▶ WORK REQUIRED: Filter out everything except lines holding "本题考查合理利用网络".

▶ PROVIDED RECORDS:
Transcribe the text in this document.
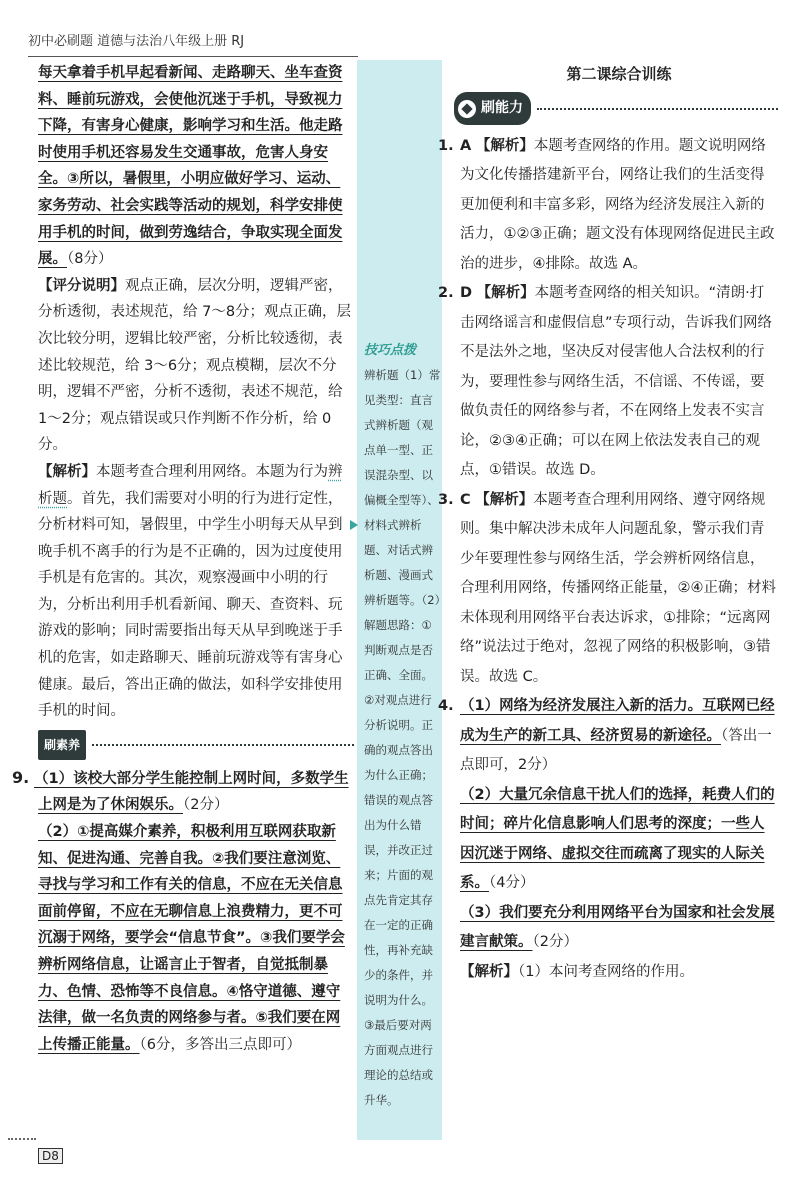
初中必刷题 道德与法治八年级上册 RJ

每天拿着手机早起看新闻、走路聊天、坐车查资料、睡前玩游戏，会使他沉迷于手机，导致视力下降，有害身心健康，影响学习和生活。他走路时使用手机还容易发生交通事故，危害人身安全。③所以，暑假里，小明应做好学习、运动、家务劳动、社会实践等活动的规划，科学安排使用手机的时间，做到劳逸结合，争取实现全面发展。（8分）

【评分说明】观点正确，层次分明，逻辑严密，分析透彻，表述规范，给 7～8分；观点正确，层次比较分明，逻辑比较严密，分析比较透彻，表述比较规范，给 3～6分；观点模糊，层次不分明，逻辑不严密，分析不透彻，表述不规范，给 1～2分；观点错误或只作判断不作分析，给 0分。

【解析】本题考查合理利用网络。本题为行为辨析题。首先，我们需要对小明的行为进行定性，分析材料可知，暑假里，中学生小明每天从早到晚手机不离手的行为是不正确的，因为过度使用手机是有危害的。其次，观察漫画中小明的行为，分析出利用手机看新闻、聊天、查资料、玩游戏的影响；同时需要指出每天从早到晚迷于手机的危害，如走路聊天、睡前玩游戏等有害身心健康。最后，答出正确的做法，如科学安排使用手机的时间。

刷素养

9. （1）该校大部分学生能控制上网时间，多数学生上网是为了休闲娱乐。（2分）

（2）①提高媒介素养，积极利用互联网获取新知、促进沟通、完善自我。②我们要注意浏览、寻找与学习和工作有关的信息，不应在无关信息面前停留，不应在无聊信息上浪费精力，更不可沉溺于网络，要学会“信息节食”。③我们要学会辨析网络信息，让谣言止于智者，自觉抵制暴力、色情、恐怖等不良信息。④恪守道德、遵守法律，做一名负责的网络参与者。⑤我们要在网上传播正能量。（6分，多答出三点即可）

技巧点拨
辨析题（1）常见类型：直言式辨析题（观点单一型、正误混杂型、以偏概全型等）、材料式辨析题、对话式辨析题、漫画式辨析题等。（2）解题思路：①判断观点是否正确、全面。②对观点进行分析说明。正确的观点答出为什么正确；错误的观点答出为什么错误，并改正过来；片面的观点先肯定其存在一定的正确性，再补充缺少的条件，并说明为什么。③最后要对两方面观点进行理论的总结或升华。

第二课综合训练

刷能力

1. A 【解析】本题考查网络的作用。题文说明网络为文化传播搭建新平台，网络让我们的生活变得更加便利和丰富多彩，网络为经济发展注入新的活力，①②③正确；题文没有体现网络促进民主政治的进步，④排除。故选 A。

2. D 【解析】本题考查网络的相关知识。“清朗·打击网络谣言和虚假信息”专项行动，告诉我们网络不是法外之地，坚决反对侵害他人合法权利的行为，要理性参与网络生活，不信谣、不传谣，要做负责任的网络参与者，不在网络上发表不实言论，②③④正确；可以在网上依法发表自己的观点，①错误。故选 D。

3. C 【解析】本题考查合理利用网络、遵守网络规则。集中解决涉未成年人问题乱象，警示我们青少年要理性参与网络生活，学会辨析网络信息，合理利用网络，传播网络正能量，②④正确；材料未体现利用网络平台表达诉求，①排除；“远离网络”说法过于绝对，忽视了网络的积极影响，③错误。故选 C。

4. （1）网络为经济发展注入新的活力。互联网已经成为生产的新工具、经济贸易的新途径。（答出一点即可，2分）

（2）大量冗余信息干扰人们的选择，耗费人们的时间；碎片化信息影响人们思考的深度；一些人因沉迷于网络、虚拟交往而疏离了现实的人际关系。（4分）

（3）我们要充分利用网络平台为国家和社会发展建言献策。（2分）

【解析】（1）本问考查网络的作用。

D8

▶ SOLUTION TO THIS EXERCISE:
【解析】本题考查合理利用网络。本题为行为辨析题。首先，我们需要对小明的行为进行定性，分析材料可知，暑假里，中学生小明每天从早到晚手机不离手的行为是不正确的，因为过度使用手机是有危害的。其次，观察漫画中小明的行为，分析出利用手机看新闻、聊天、查资料、玩游戏的影响；同时需要指出每天从早到晚迷于手机的危害，如走路聊天、睡前玩游戏等有害身心健康。最后，答出正确的做法，如科学安排使用手机的时间。
3. C 【解析】本题考查合理利用网络、遵守网络规则。集中解决涉未成年人问题乱象，警示我们青少年要理性参与网络生活，学会辨析网络信息，合理利用网络，传播网络正能量，②④正确；材料未体现利用网络平台表达诉求，①排除；“远离网络”说法过于绝对，忽视了网络的积极影响，③错误。故选 C。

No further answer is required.